--- Start RECORDS SUPPLIED ---

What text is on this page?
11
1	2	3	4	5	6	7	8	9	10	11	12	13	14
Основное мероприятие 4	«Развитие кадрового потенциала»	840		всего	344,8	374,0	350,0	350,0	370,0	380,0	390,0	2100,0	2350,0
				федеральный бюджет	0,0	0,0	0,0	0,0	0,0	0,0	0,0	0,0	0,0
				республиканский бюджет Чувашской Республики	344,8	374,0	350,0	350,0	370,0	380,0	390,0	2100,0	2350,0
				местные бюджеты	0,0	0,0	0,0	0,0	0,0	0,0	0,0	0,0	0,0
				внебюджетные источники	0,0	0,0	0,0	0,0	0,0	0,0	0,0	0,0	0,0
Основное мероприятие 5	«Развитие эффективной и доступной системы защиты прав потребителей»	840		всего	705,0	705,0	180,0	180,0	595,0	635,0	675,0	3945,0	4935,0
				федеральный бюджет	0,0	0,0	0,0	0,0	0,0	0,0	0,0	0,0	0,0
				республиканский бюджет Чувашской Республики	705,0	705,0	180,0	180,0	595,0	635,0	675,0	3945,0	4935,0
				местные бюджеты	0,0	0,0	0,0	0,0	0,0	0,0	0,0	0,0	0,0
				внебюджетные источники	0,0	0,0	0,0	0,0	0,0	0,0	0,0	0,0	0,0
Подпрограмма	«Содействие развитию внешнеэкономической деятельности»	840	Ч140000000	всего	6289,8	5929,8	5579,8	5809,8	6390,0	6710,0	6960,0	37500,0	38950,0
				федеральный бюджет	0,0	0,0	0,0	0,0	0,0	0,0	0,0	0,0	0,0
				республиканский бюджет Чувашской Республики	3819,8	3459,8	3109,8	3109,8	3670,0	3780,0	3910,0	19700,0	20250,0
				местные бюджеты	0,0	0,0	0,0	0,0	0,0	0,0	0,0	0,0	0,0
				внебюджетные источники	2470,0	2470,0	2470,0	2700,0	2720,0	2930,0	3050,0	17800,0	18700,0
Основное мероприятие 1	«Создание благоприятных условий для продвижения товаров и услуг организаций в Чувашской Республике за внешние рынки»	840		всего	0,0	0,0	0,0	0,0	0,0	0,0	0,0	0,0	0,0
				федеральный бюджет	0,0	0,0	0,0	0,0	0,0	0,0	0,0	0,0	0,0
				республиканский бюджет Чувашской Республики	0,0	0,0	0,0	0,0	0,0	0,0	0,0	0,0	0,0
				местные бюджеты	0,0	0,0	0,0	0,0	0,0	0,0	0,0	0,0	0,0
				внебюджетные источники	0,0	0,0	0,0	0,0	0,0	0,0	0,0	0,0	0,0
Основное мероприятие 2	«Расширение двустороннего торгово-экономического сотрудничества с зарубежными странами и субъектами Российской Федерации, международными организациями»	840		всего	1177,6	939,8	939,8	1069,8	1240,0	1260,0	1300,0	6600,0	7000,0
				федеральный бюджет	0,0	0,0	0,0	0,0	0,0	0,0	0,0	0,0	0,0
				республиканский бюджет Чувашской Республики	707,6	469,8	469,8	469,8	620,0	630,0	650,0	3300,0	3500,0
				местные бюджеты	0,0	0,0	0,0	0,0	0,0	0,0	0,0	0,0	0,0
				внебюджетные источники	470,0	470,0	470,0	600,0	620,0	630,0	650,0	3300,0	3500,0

--- End RECORDS SUPPLIED ---

• **WHAT TO WORK ON**:
Pick out every line above that holds the word "Основное" and copy it.

• **SOLUTION FOR THIS PROBLEM**:
Основное мероприятие 4	«Развитие кадрового потенциала»	840		всего	344,8	374,0	350,0	350,0	370,0	380,0	390,0	2100,0	2350,0
Основное мероприятие 5	«Развитие эффективной и доступной системы защиты прав потребителей»	840		всего	705,0	705,0	180,0	180,0	595,0	635,0	675,0	3945,0	4935,0
Основное мероприятие 1	«Создание благоприятных условий для продвижения товаров и услуг организаций в Чувашской Республике за внешние рынки»	840		всего	0,0	0,0	0,0	0,0	0,0	0,0	0,0	0,0	0,0
Основное мероприятие 2	«Расширение двустороннего торгово-экономического сотрудничества с зарубежными странами и субъектами Российской Федерации, международными организациями»	840		всего	1177,6	939,8	939,8	1069,8	1240,0	1260,0	1300,0	6600,0	7000,0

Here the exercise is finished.